■ Gösterilen Metin
════════════════════
Ancak Romanya’da çok güçlü bir kurum olan Ortodoks kilisesi, bunun çocuk masumiyetine bir saldırı olduğunu söyleyip, bu eğitime karşı çıkınca Bükreş hükümeti geçen hafta geri adım attı. Yeni düzenlemeye göre çocuklara “cinsel eğitim” yerine “sağlık eğitimi” verilecek ve yalnızca anne babalarından izin kâğıdı getiren öğrenciler bu programlara katılabilecek.
Romanya'dan çocuk hakları aktivisti Mirela Oprea, republica.ro haber sitesindeki yazısında, cinselliğin böylesine tabu olması, cinsel şiddet vakalarına ve çocuk istismarına kapı açıyor diyor:
Bir vajinaya girip oraya sperm bırakan bir penisin bir çocuğun doğumuna sebep olabileceği gerçeği hakkında açıkça konuşamıyor, konuşmak istemiyoruz. Hep 'bir şeyler' oluyor işte. Oysa bunlar ne sır ne de gizem. Korunma yöntemleri hakkında konuşamıyor, konuşmak istemiyoruz. Kızların istemediklerinde 'hayır' diyebileceklerini de. Kimsenin size, istemediğiniz şekilde dokunma hakkının olmadığı da. Çocukları cinsel saldırılardan koruyan yasalar olduğunu da… Mesele saflık ve bekaretle ilgiliymiş gibi davranıyoruz, oysa hepimiz biliyoruz ki, gençlikte her şey seksle ilgili, zira fizyolojimiz ve anatomimiz böyle.
Avusturya: Hitler’in evi ne olacak?
Avusturya’da Hitler’in doğduktan sonra birkaç hafta yaşadığı bir ev var. Bu ev, Neo-Nazilerin ziyaret yeri, aşırı sağ turizminin destinasyon noktalarından birisi ve onlarca yıldır Avusturya “Biz bu evi ne yapalım” diye konuşuyor. Ev bir süre engelliler merkezi olarak kullanılmış, sonra ev sahibi devlete kiralamayı reddetmiş. Bunun üzerine hükümet de 2016’da bu evi kamulaştırmış.
════════════════════
■ Görev Tanımı
Romanya ve Avusturya'dan haberler içeren metni, son cümlesinin ardından gelecek biçimde sürdürün. Öğeler bu çalışmada hiçbir rol oynamaz.

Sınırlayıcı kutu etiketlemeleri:
════════════════════
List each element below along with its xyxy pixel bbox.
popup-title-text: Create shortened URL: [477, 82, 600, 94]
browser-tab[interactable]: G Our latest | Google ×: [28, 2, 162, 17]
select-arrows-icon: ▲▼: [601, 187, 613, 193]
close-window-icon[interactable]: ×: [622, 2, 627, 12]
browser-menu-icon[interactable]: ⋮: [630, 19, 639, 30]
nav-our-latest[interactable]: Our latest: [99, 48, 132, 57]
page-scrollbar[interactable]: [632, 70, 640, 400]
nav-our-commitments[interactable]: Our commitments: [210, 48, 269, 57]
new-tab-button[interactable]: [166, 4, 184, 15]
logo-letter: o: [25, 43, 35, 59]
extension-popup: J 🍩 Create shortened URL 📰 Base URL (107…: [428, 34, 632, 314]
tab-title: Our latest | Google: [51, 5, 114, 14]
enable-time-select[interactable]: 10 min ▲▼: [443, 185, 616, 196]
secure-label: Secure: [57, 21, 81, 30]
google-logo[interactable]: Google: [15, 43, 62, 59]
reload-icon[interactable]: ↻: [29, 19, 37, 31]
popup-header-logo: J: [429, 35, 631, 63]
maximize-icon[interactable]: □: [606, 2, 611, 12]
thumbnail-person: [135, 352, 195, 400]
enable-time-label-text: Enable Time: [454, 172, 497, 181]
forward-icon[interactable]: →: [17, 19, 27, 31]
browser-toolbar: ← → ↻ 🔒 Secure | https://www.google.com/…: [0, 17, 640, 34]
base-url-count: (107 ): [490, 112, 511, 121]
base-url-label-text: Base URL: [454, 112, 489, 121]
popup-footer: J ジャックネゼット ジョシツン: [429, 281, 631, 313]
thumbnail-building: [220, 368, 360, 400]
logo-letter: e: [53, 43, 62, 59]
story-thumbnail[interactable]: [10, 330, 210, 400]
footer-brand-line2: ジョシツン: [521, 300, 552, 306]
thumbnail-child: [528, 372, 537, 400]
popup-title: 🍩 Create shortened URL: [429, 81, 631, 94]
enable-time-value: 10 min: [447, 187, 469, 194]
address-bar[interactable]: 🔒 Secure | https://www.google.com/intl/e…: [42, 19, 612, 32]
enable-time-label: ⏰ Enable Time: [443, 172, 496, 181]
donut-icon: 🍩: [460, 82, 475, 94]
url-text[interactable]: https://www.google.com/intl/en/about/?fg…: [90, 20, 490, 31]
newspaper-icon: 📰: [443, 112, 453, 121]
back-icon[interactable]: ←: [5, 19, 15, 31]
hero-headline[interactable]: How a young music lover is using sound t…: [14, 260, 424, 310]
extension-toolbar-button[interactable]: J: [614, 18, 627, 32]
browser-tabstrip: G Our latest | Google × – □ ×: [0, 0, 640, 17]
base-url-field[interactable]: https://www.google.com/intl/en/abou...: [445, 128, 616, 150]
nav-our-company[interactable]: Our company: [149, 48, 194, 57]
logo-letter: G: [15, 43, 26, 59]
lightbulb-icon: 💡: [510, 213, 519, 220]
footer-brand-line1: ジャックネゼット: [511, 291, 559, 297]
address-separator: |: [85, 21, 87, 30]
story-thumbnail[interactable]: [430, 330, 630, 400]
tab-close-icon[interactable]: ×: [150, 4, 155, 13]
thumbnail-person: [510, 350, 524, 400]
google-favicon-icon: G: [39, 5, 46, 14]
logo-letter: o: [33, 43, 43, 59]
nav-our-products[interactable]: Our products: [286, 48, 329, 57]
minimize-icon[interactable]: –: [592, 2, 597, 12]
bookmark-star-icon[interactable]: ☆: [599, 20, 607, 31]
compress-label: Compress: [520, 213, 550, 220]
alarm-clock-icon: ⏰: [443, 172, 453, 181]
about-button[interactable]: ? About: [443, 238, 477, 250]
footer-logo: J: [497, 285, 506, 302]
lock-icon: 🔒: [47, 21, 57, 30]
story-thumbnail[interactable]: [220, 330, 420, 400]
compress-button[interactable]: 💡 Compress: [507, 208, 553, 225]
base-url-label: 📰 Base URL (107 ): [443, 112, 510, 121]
════════════════════
■ Çalışma Çıktısı
Son olarak bu evin karakola dönüştürülmesine karar verildi. İçişleri Bakanı diyor ki, bu evin karakol olarak kullanılması “Nasyonel Sosyalizmin hatırasını asla canlandırmayacağı konusunda yanlış anlaşılması mümkün olmayan bir mesaj verecek.” Karakol tercihi “polisin, hak ve hürriyetlerin koruyucusu” olmasıyla açıklanıyor.
Geçen hafta bu karakol binasıyla ilgili mimari yarışmanın sonuçları açıklandı. Seçilen projenin, binanın orijinal halini pek de değiştirmediği görüldü.
Yarışma sonucunun açıklanmasıyla, Avusturya medyasında bu konudaki tartışmalar yeniden alevlendi. Kimileri mimari yarışmanın yapılma şekline kimileri de karakol kararına karşı çıkıyor.
Die Presse gazetesinde yazan yorumcu, karakol kararını doğru bulmuyor, ayrıca bu üç boyutlu şık görselleştirmelerin de katlanılamaz olduğunu söylüyor.
Bu kusursuz ortam, Avusturya'nın Nazi teröründeki payının, yukarıdan aşağı siyasi bir emirle unutturulmaya çalışılmasının utanç verici bir örneği. Paket anlamsız, içerik dilsiz. Bu evle ilgili sorun çözülmedi, aksine ağırlaştı.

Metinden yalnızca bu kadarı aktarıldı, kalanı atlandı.